EXCERPTED DATA =>
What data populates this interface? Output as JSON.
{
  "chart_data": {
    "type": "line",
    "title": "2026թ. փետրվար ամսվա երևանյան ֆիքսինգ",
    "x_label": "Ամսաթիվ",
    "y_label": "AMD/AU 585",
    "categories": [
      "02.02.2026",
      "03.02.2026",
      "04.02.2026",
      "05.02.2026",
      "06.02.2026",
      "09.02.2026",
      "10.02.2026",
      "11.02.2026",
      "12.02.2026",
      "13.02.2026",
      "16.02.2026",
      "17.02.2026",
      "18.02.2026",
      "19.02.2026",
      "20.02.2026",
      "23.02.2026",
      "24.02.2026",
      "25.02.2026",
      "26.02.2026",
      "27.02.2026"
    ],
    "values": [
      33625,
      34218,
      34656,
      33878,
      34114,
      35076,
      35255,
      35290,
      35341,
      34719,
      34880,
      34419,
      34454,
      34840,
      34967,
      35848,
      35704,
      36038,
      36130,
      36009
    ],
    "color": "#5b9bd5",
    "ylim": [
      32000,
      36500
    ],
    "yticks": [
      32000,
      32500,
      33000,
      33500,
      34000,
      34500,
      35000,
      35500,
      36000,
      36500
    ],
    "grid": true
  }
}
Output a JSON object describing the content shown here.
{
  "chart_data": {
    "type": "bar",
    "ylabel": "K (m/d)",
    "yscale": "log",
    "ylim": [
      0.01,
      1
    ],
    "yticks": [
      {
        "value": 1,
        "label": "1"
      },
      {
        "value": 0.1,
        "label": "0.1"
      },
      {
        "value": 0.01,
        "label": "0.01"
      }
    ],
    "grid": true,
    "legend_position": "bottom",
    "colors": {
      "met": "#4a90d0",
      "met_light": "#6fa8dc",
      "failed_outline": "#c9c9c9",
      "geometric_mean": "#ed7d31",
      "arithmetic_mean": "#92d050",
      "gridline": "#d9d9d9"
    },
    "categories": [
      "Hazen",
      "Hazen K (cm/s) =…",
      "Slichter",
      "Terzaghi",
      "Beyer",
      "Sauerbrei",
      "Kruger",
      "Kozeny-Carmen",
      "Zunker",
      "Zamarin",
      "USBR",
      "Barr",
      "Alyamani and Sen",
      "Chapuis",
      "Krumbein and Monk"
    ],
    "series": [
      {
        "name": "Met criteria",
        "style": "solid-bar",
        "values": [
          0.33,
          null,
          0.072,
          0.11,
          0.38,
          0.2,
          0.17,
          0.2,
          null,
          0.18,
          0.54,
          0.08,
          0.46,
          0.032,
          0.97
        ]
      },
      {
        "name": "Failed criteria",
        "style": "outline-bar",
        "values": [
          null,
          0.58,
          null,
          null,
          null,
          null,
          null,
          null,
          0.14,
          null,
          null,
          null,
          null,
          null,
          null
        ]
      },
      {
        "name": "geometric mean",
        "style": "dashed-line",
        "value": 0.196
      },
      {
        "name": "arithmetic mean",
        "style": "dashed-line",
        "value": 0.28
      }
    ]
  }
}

WORK INSTRUCTIONS => Restate the data above word for word.

OUTPUT FOR THIS TASK =>
What data populates this interface? Output as JSON.
{
  "chart_data": {
    "type": "line",
    "title": "2026թ. փետրվար ամսվա երևանյան ֆիքսինգ",
    "x_label": "Ամսաթիվ",
    "y_label": "AMD/AU 585",
    "categories": [
      "02.02.2026",
      "03.02.2026",
      "04.02.2026",
      "05.02.2026",
      "06.02.2026",
      "09.02.2026",
      "10.02.2026",
      "11.02.2026",
      "12.02.2026",
      "13.02.2026",
      "16.02.2026",
      "17.02.2026",
      "18.02.2026",
      "19.02.2026",
      "20.02.2026",
      "23.02.2026",
      "24.02.2026",
      "25.02.2026",
      "26.02.2026",
      "27.02.2026"
    ],
    "values": [
      33625,
      34218,
      34656,
      33878,
      34114,
      35076,
      35255,
      35290,
      35341,
      34719,
      34880,
      34419,
      34454,
      34840,
      34967,
      35848,
      35704,
      36038,
      36130,
      36009
    ],
    "color": "#5b9bd5",
    "ylim": [
      32000,
      36500
    ],
    "yticks": [
      32000,
      32500,
      33000,
      33500,
      34000,
      34500,
      35000,
      35500,
      36000,
      36500
    ],
    "grid": true
  }
}
Output a JSON object describing the content shown here.
{
  "chart_data": {
    "type": "bar",
    "ylabel": "K (m/d)",
    "yscale": "log",
    "ylim": [
      0.01,
      1
    ],
    "yticks": [
      {
        "value": 1,
        "label": "1"
      },
      {
        "value": 0.1,
        "label": "0.1"
      },
      {
        "value": 0.01,
        "label": "0.01"
      }
    ],
    "grid": true,
    "legend_position": "bottom",
    "colors": {
      "met": "#4a90d0",
      "met_light": "#6fa8dc",
      "failed_outline": "#c9c9c9",
      "geometric_mean": "#ed7d31",
      "arithmetic_mean": "#92d050",
      "gridline": "#d9d9d9"
    },
    "categories": [
      "Hazen",
      "Hazen K (cm/s) =…",
      "Slichter",
      "Terzaghi",
      "Beyer",
      "Sauerbrei",
      "Kruger",
      "Kozeny-Carmen",
      "Zunker",
      "Zamarin",
      "USBR",
      "Barr",
      "Alyamani and Sen",
      "Chapuis",
      "Krumbein and Monk"
    ],
    "series": [
      {
        "name": "Met criteria",
        "style": "solid-bar",
        "values": [
          0.33,
          null,
          0.072,
          0.11,
          0.38,
          0.2,
          0.17,
          0.2,
          null,
          0.18,
          0.54,
          0.08,
          0.46,
          0.032,
          0.97
        ]
      },
      {
        "name": "Failed criteria",
        "style": "outline-bar",
        "values": [
          null,
          0.58,
          null,
          null,
          null,
          null,
          null,
          null,
          0.14,
          null,
          null,
          null,
          null,
          null,
          null
        ]
      },
      {
        "name": "geometric mean",
        "style": "dashed-line",
        "value": 0.196
      },
      {
        "name": "arithmetic mean",
        "style": "dashed-line",
        "value": 0.28
      }
    ]
  }
}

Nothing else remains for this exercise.